- _STORED RECORDS_:
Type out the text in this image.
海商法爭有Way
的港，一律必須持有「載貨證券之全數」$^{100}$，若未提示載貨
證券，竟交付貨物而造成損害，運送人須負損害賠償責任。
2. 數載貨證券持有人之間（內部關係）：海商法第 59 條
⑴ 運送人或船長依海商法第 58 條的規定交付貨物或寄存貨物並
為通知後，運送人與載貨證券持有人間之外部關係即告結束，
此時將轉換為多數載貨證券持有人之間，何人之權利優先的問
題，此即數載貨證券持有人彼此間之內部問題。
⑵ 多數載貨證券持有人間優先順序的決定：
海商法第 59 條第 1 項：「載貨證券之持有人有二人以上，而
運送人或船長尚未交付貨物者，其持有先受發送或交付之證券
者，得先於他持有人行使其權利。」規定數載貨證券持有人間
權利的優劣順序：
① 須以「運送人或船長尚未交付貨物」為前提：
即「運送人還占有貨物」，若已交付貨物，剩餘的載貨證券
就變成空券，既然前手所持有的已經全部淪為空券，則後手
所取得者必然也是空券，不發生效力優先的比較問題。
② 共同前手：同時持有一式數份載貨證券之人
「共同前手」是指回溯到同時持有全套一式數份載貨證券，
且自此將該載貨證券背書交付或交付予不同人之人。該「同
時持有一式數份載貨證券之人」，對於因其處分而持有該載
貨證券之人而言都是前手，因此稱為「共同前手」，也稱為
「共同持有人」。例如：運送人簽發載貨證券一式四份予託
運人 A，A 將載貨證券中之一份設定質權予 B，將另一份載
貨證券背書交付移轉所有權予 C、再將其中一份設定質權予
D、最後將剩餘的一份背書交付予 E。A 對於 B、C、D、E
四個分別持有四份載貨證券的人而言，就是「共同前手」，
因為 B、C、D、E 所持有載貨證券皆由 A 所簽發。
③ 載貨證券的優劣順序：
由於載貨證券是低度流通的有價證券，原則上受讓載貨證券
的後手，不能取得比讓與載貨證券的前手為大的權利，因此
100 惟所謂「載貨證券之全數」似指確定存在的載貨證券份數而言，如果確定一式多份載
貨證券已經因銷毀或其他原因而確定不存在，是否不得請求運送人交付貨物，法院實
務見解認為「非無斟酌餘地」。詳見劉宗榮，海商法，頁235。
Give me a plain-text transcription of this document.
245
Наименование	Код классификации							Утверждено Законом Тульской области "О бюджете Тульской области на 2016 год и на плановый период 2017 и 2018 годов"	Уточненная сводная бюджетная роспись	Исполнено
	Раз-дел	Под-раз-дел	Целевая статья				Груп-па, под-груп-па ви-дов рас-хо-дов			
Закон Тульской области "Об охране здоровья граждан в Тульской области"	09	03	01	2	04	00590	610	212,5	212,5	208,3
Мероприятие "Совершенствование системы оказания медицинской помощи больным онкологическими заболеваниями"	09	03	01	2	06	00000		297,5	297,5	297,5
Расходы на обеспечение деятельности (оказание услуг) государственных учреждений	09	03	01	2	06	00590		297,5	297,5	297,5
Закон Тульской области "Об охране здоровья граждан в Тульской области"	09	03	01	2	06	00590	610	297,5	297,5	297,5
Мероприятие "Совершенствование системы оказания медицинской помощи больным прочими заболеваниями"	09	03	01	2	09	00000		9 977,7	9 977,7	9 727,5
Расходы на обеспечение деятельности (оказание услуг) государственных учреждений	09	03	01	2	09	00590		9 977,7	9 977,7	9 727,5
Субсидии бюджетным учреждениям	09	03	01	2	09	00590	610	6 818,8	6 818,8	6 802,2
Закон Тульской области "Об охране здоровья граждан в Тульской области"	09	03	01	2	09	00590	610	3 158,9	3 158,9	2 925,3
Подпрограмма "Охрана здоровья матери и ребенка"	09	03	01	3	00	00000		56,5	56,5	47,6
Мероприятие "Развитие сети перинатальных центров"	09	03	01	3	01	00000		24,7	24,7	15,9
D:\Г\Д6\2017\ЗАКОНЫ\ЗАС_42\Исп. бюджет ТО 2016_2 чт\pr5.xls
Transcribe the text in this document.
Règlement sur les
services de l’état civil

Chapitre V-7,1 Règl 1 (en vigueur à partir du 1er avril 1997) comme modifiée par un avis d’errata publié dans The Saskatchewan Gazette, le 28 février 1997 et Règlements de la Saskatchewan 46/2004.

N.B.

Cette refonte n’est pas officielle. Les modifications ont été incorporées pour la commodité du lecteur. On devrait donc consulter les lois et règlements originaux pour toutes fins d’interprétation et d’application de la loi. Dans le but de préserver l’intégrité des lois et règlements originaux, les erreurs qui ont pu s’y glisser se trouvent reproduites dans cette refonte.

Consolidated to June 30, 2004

- _DO THIS_: Transcribe the whole listing with nothing added or left out.

- _WRITTEN ANSWER_:
Type out the text in this image.
海商法爭有Way
的港，一律必須持有「載貨證券之全數」$^{100}$，若未提示載貨
證券，竟交付貨物而造成損害，運送人須負損害賠償責任。
2. 數載貨證券持有人之間（內部關係）：海商法第 59 條
⑴ 運送人或船長依海商法第 58 條的規定交付貨物或寄存貨物並
為通知後，運送人與載貨證券持有人間之外部關係即告結束，
此時將轉換為多數載貨證券持有人之間，何人之權利優先的問
題，此即數載貨證券持有人彼此間之內部問題。
⑵ 多數載貨證券持有人間優先順序的決定：
海商法第 59 條第 1 項：「載貨證券之持有人有二人以上，而
運送人或船長尚未交付貨物者，其持有先受發送或交付之證券
者，得先於他持有人行使其權利。」規定數載貨證券持有人間
權利的優劣順序：
① 須以「運送人或船長尚未交付貨物」為前提：
即「運送人還占有貨物」，若已交付貨物，剩餘的載貨證券
就變成空券，既然前手所持有的已經全部淪為空券，則後手
所取得者必然也是空券，不發生效力優先的比較問題。
② 共同前手：同時持有一式數份載貨證券之人
「共同前手」是指回溯到同時持有全套一式數份載貨證券，
且自此將該載貨證券背書交付或交付予不同人之人。該「同
時持有一式數份載貨證券之人」，對於因其處分而持有該載
貨證券之人而言都是前手，因此稱為「共同前手」，也稱為
「共同持有人」。例如：運送人簽發載貨證券一式四份予託
運人 A，A 將載貨證券中之一份設定質權予 B，將另一份載
貨證券背書交付移轉所有權予 C、再將其中一份設定質權予
D、最後將剩餘的一份背書交付予 E。A 對於 B、C、D、E
四個分別持有四份載貨證券的人而言，就是「共同前手」，
因為 B、C、D、E 所持有載貨證券皆由 A 所簽發。
③ 載貨證券的優劣順序：
由於載貨證券是低度流通的有價證券，原則上受讓載貨證券
的後手，不能取得比讓與載貨證券的前手為大的權利，因此
100 惟所謂「載貨證券之全數」似指確定存在的載貨證券份數而言，如果確定一式多份載
貨證券已經因銷毀或其他原因而確定不存在，是否不得請求運送人交付貨物，法院實
務見解認為「非無斟酌餘地」。詳見劉宗榮，海商法，頁235。
Give me a plain-text transcription of this document.
245
Наименование	Код классификации							Утверждено Законом Тульской области "О бюджете Тульской области на 2016 год и на плановый период 2017 и 2018 годов"	Уточненная сводная бюджетная роспись	Исполнено
	Раз-дел	Под-раз-дел	Целевая статья				Груп-па, под-груп-па ви-дов рас-хо-дов			
Закон Тульской области "Об охране здоровья граждан в Тульской области"	09	03	01	2	04	00590	610	212,5	212,5	208,3
Мероприятие "Совершенствование системы оказания медицинской помощи больным онкологическими заболеваниями"	09	03	01	2	06	00000		297,5	297,5	297,5
Расходы на обеспечение деятельности (оказание услуг) государственных учреждений	09	03	01	2	06	00590		297,5	297,5	297,5
Закон Тульской области "Об охране здоровья граждан в Тульской области"	09	03	01	2	06	00590	610	297,5	297,5	297,5
Мероприятие "Совершенствование системы оказания медицинской помощи больным прочими заболеваниями"	09	03	01	2	09	00000		9 977,7	9 977,7	9 727,5
Расходы на обеспечение деятельности (оказание услуг) государственных учреждений	09	03	01	2	09	00590		9 977,7	9 977,7	9 727,5
Субсидии бюджетным учреждениям	09	03	01	2	09	00590	610	6 818,8	6 818,8	6 802,2
Закон Тульской области "Об охране здоровья граждан в Тульской области"	09	03	01	2	09	00590	610	3 158,9	3 158,9	2 925,3
Подпрограмма "Охрана здоровья матери и ребенка"	09	03	01	3	00	00000		56,5	56,5	47,6
Мероприятие "Развитие сети перинатальных центров"	09	03	01	3	01	00000		24,7	24,7	15,9
D:\Г\Д6\2017\ЗАКОНЫ\ЗАС_42\Исп. бюджет ТО 2016_2 чт\pr5.xls
Transcribe the text in this document.
Règlement sur les
services de l’état civil

Chapitre V-7,1 Règl 1 (en vigueur à partir du 1er avril 1997) comme modifiée par un avis d’errata publié dans The Saskatchewan Gazette, le 28 février 1997 et Règlements de la Saskatchewan 46/2004.

N.B.

Cette refonte n’est pas officielle. Les modifications ont été incorporées pour la commodité du lecteur. On devrait donc consulter les lois et règlements originaux pour toutes fins d’interprétation et d’application de la loi. Dans le but de préserver l’intégrité des lois et règlements originaux, les erreurs qui ont pu s’y glisser se trouvent reproduites dans cette refonte.

Consolidated to June 30, 2004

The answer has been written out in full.